(PROBLEM DETAILS) Each line that follows is to be retyped exactly.

(STORED ROWS)
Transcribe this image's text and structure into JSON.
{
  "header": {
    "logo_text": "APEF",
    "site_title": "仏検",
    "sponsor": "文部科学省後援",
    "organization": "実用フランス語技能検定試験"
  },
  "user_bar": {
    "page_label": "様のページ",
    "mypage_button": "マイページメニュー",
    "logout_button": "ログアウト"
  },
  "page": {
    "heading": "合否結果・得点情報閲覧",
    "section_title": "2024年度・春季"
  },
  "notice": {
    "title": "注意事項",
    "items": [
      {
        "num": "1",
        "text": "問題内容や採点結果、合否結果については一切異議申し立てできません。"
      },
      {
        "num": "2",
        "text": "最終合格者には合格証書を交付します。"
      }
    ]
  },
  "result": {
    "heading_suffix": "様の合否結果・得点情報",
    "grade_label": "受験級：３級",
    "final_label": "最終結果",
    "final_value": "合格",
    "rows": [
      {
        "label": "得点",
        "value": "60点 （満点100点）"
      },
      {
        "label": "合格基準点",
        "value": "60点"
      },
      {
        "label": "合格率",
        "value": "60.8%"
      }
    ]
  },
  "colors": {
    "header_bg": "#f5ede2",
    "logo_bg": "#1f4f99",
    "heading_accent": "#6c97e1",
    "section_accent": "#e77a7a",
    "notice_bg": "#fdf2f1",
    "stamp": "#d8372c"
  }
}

(ANSWER TO THIS EXERCISE)
Transcribe this image's text and structure into JSON.
{
  "header": {
    "logo_text": "APEF",
    "site_title": "仏検",
    "sponsor": "文部科学省後援",
    "organization": "実用フランス語技能検定試験"
  },
  "user_bar": {
    "page_label": "様のページ",
    "mypage_button": "マイページメニュー",
    "logout_button": "ログアウト"
  },
  "page": {
    "heading": "合否結果・得点情報閲覧",
    "section_title": "2024年度・春季"
  },
  "notice": {
    "title": "注意事項",
    "items": [
      {
        "num": "1",
        "text": "問題内容や採点結果、合否結果については一切異議申し立てできません。"
      },
      {
        "num": "2",
        "text": "最終合格者には合格証書を交付します。"
      }
    ]
  },
  "result": {
    "heading_suffix": "様の合否結果・得点情報",
    "grade_label": "受験級：３級",
    "final_label": "最終結果",
    "final_value": "合格",
    "rows": [
      {
        "label": "得点",
        "value": "60点 （満点100点）"
      },
      {
        "label": "合格基準点",
        "value": "60点"
      },
      {
        "label": "合格率",
        "value": "60.8%"
      }
    ]
  },
  "colors": {
    "header_bg": "#f5ede2",
    "logo_bg": "#1f4f99",
    "heading_accent": "#6c97e1",
    "section_accent": "#e77a7a",
    "notice_bg": "#fdf2f1",
    "stamp": "#d8372c"
  }
}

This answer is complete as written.